**RECORDS FOR THE TASK**
_ _ _ _ _ _ _

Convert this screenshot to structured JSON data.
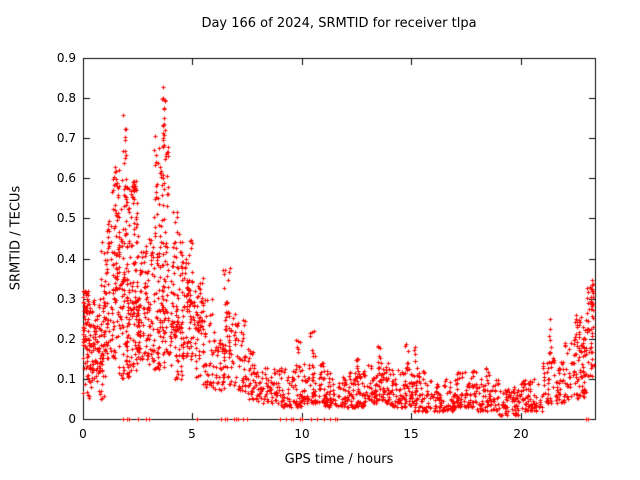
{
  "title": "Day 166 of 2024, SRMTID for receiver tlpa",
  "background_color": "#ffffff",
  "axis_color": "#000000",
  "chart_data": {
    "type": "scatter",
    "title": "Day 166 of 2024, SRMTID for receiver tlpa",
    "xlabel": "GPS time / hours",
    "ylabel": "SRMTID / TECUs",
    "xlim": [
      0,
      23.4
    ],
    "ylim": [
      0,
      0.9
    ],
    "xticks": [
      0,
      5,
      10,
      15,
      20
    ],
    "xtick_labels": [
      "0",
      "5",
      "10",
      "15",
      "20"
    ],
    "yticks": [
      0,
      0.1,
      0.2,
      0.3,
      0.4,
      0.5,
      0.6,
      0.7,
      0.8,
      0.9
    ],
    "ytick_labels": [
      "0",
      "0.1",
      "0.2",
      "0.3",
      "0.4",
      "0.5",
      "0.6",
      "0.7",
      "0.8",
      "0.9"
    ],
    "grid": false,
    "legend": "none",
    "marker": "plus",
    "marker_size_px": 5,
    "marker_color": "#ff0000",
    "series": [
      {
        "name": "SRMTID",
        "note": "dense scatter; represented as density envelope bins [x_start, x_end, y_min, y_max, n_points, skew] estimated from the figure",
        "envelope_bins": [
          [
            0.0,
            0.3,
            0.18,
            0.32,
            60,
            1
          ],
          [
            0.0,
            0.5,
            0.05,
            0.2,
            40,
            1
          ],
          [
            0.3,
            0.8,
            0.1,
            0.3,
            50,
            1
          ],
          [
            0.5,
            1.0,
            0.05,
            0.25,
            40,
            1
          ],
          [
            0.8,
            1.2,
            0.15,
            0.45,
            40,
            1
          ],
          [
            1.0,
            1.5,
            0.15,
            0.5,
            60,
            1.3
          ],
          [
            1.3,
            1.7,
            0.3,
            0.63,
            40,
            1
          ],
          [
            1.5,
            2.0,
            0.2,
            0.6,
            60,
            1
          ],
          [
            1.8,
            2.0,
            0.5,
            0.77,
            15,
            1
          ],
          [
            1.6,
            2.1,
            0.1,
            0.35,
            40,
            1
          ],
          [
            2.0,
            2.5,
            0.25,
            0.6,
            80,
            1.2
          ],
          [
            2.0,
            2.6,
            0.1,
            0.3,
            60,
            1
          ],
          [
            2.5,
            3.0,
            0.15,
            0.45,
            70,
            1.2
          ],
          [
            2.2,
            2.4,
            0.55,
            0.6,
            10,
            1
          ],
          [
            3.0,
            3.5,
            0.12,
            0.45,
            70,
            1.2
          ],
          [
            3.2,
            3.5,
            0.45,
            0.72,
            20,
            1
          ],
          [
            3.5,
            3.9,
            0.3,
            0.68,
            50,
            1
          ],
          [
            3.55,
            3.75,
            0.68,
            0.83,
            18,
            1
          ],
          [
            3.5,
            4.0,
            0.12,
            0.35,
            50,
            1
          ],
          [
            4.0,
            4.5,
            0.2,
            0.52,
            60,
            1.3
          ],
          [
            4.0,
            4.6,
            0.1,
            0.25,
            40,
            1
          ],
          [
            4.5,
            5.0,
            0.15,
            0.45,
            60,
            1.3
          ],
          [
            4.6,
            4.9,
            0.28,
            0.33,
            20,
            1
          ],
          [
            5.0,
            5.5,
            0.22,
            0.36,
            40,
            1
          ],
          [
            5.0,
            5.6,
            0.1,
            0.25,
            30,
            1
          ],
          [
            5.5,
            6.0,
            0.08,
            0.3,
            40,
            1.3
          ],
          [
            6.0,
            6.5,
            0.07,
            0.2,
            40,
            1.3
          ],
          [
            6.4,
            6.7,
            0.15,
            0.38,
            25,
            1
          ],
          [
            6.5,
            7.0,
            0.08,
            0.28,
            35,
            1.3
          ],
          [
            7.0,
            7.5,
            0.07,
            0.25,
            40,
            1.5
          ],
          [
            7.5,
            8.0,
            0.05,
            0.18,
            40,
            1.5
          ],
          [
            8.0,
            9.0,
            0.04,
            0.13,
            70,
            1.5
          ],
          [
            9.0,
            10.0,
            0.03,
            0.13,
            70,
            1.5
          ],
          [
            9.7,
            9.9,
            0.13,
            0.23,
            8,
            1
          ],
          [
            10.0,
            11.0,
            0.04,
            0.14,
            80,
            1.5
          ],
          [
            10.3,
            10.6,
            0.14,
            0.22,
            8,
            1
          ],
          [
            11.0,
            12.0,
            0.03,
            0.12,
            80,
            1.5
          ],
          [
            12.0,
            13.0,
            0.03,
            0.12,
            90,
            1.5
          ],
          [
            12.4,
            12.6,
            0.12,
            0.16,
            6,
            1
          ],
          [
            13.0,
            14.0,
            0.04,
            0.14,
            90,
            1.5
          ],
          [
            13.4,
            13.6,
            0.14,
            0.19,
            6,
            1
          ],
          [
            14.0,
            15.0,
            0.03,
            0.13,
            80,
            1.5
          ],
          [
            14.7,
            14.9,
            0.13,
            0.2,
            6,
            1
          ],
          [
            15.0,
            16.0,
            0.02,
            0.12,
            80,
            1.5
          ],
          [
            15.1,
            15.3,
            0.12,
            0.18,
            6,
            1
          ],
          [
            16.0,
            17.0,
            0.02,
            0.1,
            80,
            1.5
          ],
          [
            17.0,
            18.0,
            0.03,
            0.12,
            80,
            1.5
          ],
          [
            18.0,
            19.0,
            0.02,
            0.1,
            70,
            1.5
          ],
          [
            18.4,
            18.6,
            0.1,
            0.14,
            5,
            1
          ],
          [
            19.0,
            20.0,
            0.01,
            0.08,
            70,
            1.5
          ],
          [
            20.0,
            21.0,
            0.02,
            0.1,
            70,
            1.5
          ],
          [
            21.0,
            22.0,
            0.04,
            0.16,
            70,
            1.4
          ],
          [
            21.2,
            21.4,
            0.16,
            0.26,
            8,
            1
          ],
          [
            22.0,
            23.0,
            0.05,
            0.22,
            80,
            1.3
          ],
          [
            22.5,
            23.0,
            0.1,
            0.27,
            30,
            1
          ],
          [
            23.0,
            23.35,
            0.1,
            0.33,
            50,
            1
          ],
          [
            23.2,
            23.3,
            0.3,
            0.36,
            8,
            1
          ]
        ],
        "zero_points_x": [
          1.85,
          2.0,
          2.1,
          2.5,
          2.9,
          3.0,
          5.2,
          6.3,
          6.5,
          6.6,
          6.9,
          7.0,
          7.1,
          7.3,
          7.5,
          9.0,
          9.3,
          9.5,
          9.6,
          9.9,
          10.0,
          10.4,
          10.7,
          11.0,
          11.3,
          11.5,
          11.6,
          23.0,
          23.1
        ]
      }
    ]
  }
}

_ _ _ _ _ _ _

The records above must be transcribed exactly. Pictures are left out of the copy.

Convert this screenshot to structured JSON data.
{
  "title": "Day 166 of 2024, SRMTID for receiver tlpa",
  "background_color": "#ffffff",
  "axis_color": "#000000",
  "chart_data": {
    "type": "scatter",
    "title": "Day 166 of 2024, SRMTID for receiver tlpa",
    "xlabel": "GPS time / hours",
    "ylabel": "SRMTID / TECUs",
    "xlim": [
      0,
      23.4
    ],
    "ylim": [
      0,
      0.9
    ],
    "xticks": [
      0,
      5,
      10,
      15,
      20
    ],
    "xtick_labels": [
      "0",
      "5",
      "10",
      "15",
      "20"
    ],
    "yticks": [
      0,
      0.1,
      0.2,
      0.3,
      0.4,
      0.5,
      0.6,
      0.7,
      0.8,
      0.9
    ],
    "ytick_labels": [
      "0",
      "0.1",
      "0.2",
      "0.3",
      "0.4",
      "0.5",
      "0.6",
      "0.7",
      "0.8",
      "0.9"
    ],
    "grid": false,
    "legend": "none",
    "marker": "plus",
    "marker_size_px": 5,
    "marker_color": "#ff0000",
    "series": [
      {
        "name": "SRMTID",
        "note": "dense scatter; represented as density envelope bins [x_start, x_end, y_min, y_max, n_points, skew] estimated from the figure",
        "envelope_bins": [
          [
            0.0,
            0.3,
            0.18,
            0.32,
            60,
            1
          ],
          [
            0.0,
            0.5,
            0.05,
            0.2,
            40,
            1
          ],
          [
            0.3,
            0.8,
            0.1,
            0.3,
            50,
            1
          ],
          [
            0.5,
            1.0,
            0.05,
            0.25,
            40,
            1
          ],
          [
            0.8,
            1.2,
            0.15,
            0.45,
            40,
            1
          ],
          [
            1.0,
            1.5,
            0.15,
            0.5,
            60,
            1.3
          ],
          [
            1.3,
            1.7,
            0.3,
            0.63,
            40,
            1
          ],
          [
            1.5,
            2.0,
            0.2,
            0.6,
            60,
            1
          ],
          [
            1.8,
            2.0,
            0.5,
            0.77,
            15,
            1
          ],
          [
            1.6,
            2.1,
            0.1,
            0.35,
            40,
            1
          ],
          [
            2.0,
            2.5,
            0.25,
            0.6,
            80,
            1.2
          ],
          [
            2.0,
            2.6,
            0.1,
            0.3,
            60,
            1
          ],
          [
            2.5,
            3.0,
            0.15,
            0.45,
            70,
            1.2
          ],
          [
            2.2,
            2.4,
            0.55,
            0.6,
            10,
            1
          ],
          [
            3.0,
            3.5,
            0.12,
            0.45,
            70,
            1.2
          ],
          [
            3.2,
            3.5,
            0.45,
            0.72,
            20,
            1
          ],
          [
            3.5,
            3.9,
            0.3,
            0.68,
            50,
            1
          ],
          [
            3.55,
            3.75,
            0.68,
            0.83,
            18,
            1
          ],
          [
            3.5,
            4.0,
            0.12,
            0.35,
            50,
            1
          ],
          [
            4.0,
            4.5,
            0.2,
            0.52,
            60,
            1.3
          ],
          [
            4.0,
            4.6,
            0.1,
            0.25,
            40,
            1
          ],
          [
            4.5,
            5.0,
            0.15,
            0.45,
            60,
            1.3
          ],
          [
            4.6,
            4.9,
            0.28,
            0.33,
            20,
            1
          ],
          [
            5.0,
            5.5,
            0.22,
            0.36,
            40,
            1
          ],
          [
            5.0,
            5.6,
            0.1,
            0.25,
            30,
            1
          ],
          [
            5.5,
            6.0,
            0.08,
            0.3,
            40,
            1.3
          ],
          [
            6.0,
            6.5,
            0.07,
            0.2,
            40,
            1.3
          ],
          [
            6.4,
            6.7,
            0.15,
            0.38,
            25,
            1
          ],
          [
            6.5,
            7.0,
            0.08,
            0.28,
            35,
            1.3
          ],
          [
            7.0,
            7.5,
            0.07,
            0.25,
            40,
            1.5
          ],
          [
            7.5,
            8.0,
            0.05,
            0.18,
            40,
            1.5
          ],
          [
            8.0,
            9.0,
            0.04,
            0.13,
            70,
            1.5
          ],
          [
            9.0,
            10.0,
            0.03,
            0.13,
            70,
            1.5
          ],
          [
            9.7,
            9.9,
            0.13,
            0.23,
            8,
            1
          ],
          [
            10.0,
            11.0,
            0.04,
            0.14,
            80,
            1.5
          ],
          [
            10.3,
            10.6,
            0.14,
            0.22,
            8,
            1
          ],
          [
            11.0,
            12.0,
            0.03,
            0.12,
            80,
            1.5
          ],
          [
            12.0,
            13.0,
            0.03,
            0.12,
            90,
            1.5
          ],
          [
            12.4,
            12.6,
            0.12,
            0.16,
            6,
            1
          ],
          [
            13.0,
            14.0,
            0.04,
            0.14,
            90,
            1.5
          ],
          [
            13.4,
            13.6,
            0.14,
            0.19,
            6,
            1
          ],
          [
            14.0,
            15.0,
            0.03,
            0.13,
            80,
            1.5
          ],
          [
            14.7,
            14.9,
            0.13,
            0.2,
            6,
            1
          ],
          [
            15.0,
            16.0,
            0.02,
            0.12,
            80,
            1.5
          ],
          [
            15.1,
            15.3,
            0.12,
            0.18,
            6,
            1
          ],
          [
            16.0,
            17.0,
            0.02,
            0.1,
            80,
            1.5
          ],
          [
            17.0,
            18.0,
            0.03,
            0.12,
            80,
            1.5
          ],
          [
            18.0,
            19.0,
            0.02,
            0.1,
            70,
            1.5
          ],
          [
            18.4,
            18.6,
            0.1,
            0.14,
            5,
            1
          ],
          [
            19.0,
            20.0,
            0.01,
            0.08,
            70,
            1.5
          ],
          [
            20.0,
            21.0,
            0.02,
            0.1,
            70,
            1.5
          ],
          [
            21.0,
            22.0,
            0.04,
            0.16,
            70,
            1.4
          ],
          [
            21.2,
            21.4,
            0.16,
            0.26,
            8,
            1
          ],
          [
            22.0,
            23.0,
            0.05,
            0.22,
            80,
            1.3
          ],
          [
            22.5,
            23.0,
            0.1,
            0.27,
            30,
            1
          ],
          [
            23.0,
            23.35,
            0.1,
            0.33,
            50,
            1
          ],
          [
            23.2,
            23.3,
            0.3,
            0.36,
            8,
            1
          ]
        ],
        "zero_points_x": [
          1.85,
          2.0,
          2.1,
          2.5,
          2.9,
          3.0,
          5.2,
          6.3,
          6.5,
          6.6,
          6.9,
          7.0,
          7.1,
          7.3,
          7.5,
          9.0,
          9.3,
          9.5,
          9.6,
          9.9,
          10.0,
          10.4,
          10.7,
          11.0,
          11.3,
          11.5,
          11.6,
          23.0,
          23.1
        ]
      }
    ]
  }
}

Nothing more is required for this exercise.